▸ EXERCISE GOAL: Copy out all the records exactly.

[Records from a data collection]

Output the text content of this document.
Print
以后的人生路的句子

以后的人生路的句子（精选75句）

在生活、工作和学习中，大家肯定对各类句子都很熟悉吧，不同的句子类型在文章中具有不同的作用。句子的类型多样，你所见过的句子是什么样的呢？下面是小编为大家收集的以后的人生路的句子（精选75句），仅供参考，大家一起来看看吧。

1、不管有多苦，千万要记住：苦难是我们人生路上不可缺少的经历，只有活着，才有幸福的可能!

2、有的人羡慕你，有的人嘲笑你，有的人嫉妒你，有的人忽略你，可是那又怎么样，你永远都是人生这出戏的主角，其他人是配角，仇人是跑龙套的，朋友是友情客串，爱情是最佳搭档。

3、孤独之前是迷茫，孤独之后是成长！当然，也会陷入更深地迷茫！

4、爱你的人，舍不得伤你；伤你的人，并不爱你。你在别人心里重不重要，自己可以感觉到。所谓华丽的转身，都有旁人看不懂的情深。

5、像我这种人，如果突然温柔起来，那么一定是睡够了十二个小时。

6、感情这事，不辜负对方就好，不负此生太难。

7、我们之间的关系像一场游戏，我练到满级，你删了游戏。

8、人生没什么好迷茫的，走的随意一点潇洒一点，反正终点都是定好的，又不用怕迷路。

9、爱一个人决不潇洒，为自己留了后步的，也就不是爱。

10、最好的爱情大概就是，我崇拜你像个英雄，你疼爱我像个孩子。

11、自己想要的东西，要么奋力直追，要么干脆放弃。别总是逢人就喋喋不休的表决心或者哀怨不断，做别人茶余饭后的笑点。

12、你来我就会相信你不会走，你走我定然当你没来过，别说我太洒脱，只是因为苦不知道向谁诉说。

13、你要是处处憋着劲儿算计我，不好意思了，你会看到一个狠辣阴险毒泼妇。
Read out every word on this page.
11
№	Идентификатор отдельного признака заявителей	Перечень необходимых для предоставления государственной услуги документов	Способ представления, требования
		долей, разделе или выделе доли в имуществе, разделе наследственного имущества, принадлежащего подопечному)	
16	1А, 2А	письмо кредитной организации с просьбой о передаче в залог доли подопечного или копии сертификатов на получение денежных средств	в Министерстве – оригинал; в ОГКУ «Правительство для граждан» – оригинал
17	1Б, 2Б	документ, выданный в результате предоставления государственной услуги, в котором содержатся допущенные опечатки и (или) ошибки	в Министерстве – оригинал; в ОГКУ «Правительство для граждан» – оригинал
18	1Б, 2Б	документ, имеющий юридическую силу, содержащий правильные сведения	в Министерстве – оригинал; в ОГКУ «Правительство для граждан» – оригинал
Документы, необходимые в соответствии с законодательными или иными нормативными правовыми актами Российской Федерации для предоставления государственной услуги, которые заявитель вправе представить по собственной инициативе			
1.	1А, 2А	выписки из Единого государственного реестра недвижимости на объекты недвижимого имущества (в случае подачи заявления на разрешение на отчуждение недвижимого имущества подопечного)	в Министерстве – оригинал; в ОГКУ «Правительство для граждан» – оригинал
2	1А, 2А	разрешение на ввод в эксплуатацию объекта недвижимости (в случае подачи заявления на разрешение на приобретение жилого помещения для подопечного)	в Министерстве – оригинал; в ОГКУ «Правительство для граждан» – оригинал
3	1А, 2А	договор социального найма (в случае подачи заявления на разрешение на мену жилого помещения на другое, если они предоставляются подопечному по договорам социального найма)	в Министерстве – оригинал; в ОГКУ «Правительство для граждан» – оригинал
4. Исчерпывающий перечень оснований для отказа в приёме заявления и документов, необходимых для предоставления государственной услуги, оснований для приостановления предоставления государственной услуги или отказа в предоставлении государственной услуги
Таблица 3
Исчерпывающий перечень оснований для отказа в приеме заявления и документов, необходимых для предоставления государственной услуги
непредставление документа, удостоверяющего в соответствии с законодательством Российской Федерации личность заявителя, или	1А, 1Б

▸ RESULT OF THIS TASK:
Output the text content of this document.
Print
以后的人生路的句子

以后的人生路的句子（精选75句）

在生活、工作和学习中，大家肯定对各类句子都很熟悉吧，不同的句子类型在文章中具有不同的作用。句子的类型多样，你所见过的句子是什么样的呢？下面是小编为大家收集的以后的人生路的句子（精选75句），仅供参考，大家一起来看看吧。

1、不管有多苦，千万要记住：苦难是我们人生路上不可缺少的经历，只有活着，才有幸福的可能!

2、有的人羡慕你，有的人嘲笑你，有的人嫉妒你，有的人忽略你，可是那又怎么样，你永远都是人生这出戏的主角，其他人是配角，仇人是跑龙套的，朋友是友情客串，爱情是最佳搭档。

3、孤独之前是迷茫，孤独之后是成长！当然，也会陷入更深地迷茫！

4、爱你的人，舍不得伤你；伤你的人，并不爱你。你在别人心里重不重要，自己可以感觉到。所谓华丽的转身，都有旁人看不懂的情深。

5、像我这种人，如果突然温柔起来，那么一定是睡够了十二个小时。

6、感情这事，不辜负对方就好，不负此生太难。

7、我们之间的关系像一场游戏，我练到满级，你删了游戏。

8、人生没什么好迷茫的，走的随意一点潇洒一点，反正终点都是定好的，又不用怕迷路。

9、爱一个人决不潇洒，为自己留了后步的，也就不是爱。

10、最好的爱情大概就是，我崇拜你像个英雄，你疼爱我像个孩子。

11、自己想要的东西，要么奋力直追，要么干脆放弃。别总是逢人就喋喋不休的表决心或者哀怨不断，做别人茶余饭后的笑点。

12、你来我就会相信你不会走，你走我定然当你没来过，别说我太洒脱，只是因为苦不知道向谁诉说。

13、你要是处处憋着劲儿算计我，不好意思了，你会看到一个狠辣阴险毒泼妇。
Read out every word on this page.
11
№	Идентификатор отдельного признака заявителей	Перечень необходимых для предоставления государственной услуги документов	Способ представления, требования
		долей, разделе или выделе доли в имуществе, разделе наследственного имущества, принадлежащего подопечному)	
16	1А, 2А	письмо кредитной организации с просьбой о передаче в залог доли подопечного или копии сертификатов на получение денежных средств	в Министерстве – оригинал; в ОГКУ «Правительство для граждан» – оригинал
17	1Б, 2Б	документ, выданный в результате предоставления государственной услуги, в котором содержатся допущенные опечатки и (или) ошибки	в Министерстве – оригинал; в ОГКУ «Правительство для граждан» – оригинал
18	1Б, 2Б	документ, имеющий юридическую силу, содержащий правильные сведения	в Министерстве – оригинал; в ОГКУ «Правительство для граждан» – оригинал
Документы, необходимые в соответствии с законодательными или иными нормативными правовыми актами Российской Федерации для предоставления государственной услуги, которые заявитель вправе представить по собственной инициативе			
1.	1А, 2А	выписки из Единого государственного реестра недвижимости на объекты недвижимого имущества (в случае подачи заявления на разрешение на отчуждение недвижимого имущества подопечного)	в Министерстве – оригинал; в ОГКУ «Правительство для граждан» – оригинал
2	1А, 2А	разрешение на ввод в эксплуатацию объекта недвижимости (в случае подачи заявления на разрешение на приобретение жилого помещения для подопечного)	в Министерстве – оригинал; в ОГКУ «Правительство для граждан» – оригинал
3	1А, 2А	договор социального найма (в случае подачи заявления на разрешение на мену жилого помещения на другое, если они предоставляются подопечному по договорам социального найма)	в Министерстве – оригинал; в ОГКУ «Правительство для граждан» – оригинал
4. Исчерпывающий перечень оснований для отказа в приёме заявления и документов, необходимых для предоставления государственной услуги, оснований для приостановления предоставления государственной услуги или отказа в предоставлении государственной услуги
Таблица 3
Исчерпывающий перечень оснований для отказа в приеме заявления и документов, необходимых для предоставления государственной услуги
непредставление документа, удостоверяющего в соответствии с законодательством Российской Федерации личность заявителя, или	1А, 1Б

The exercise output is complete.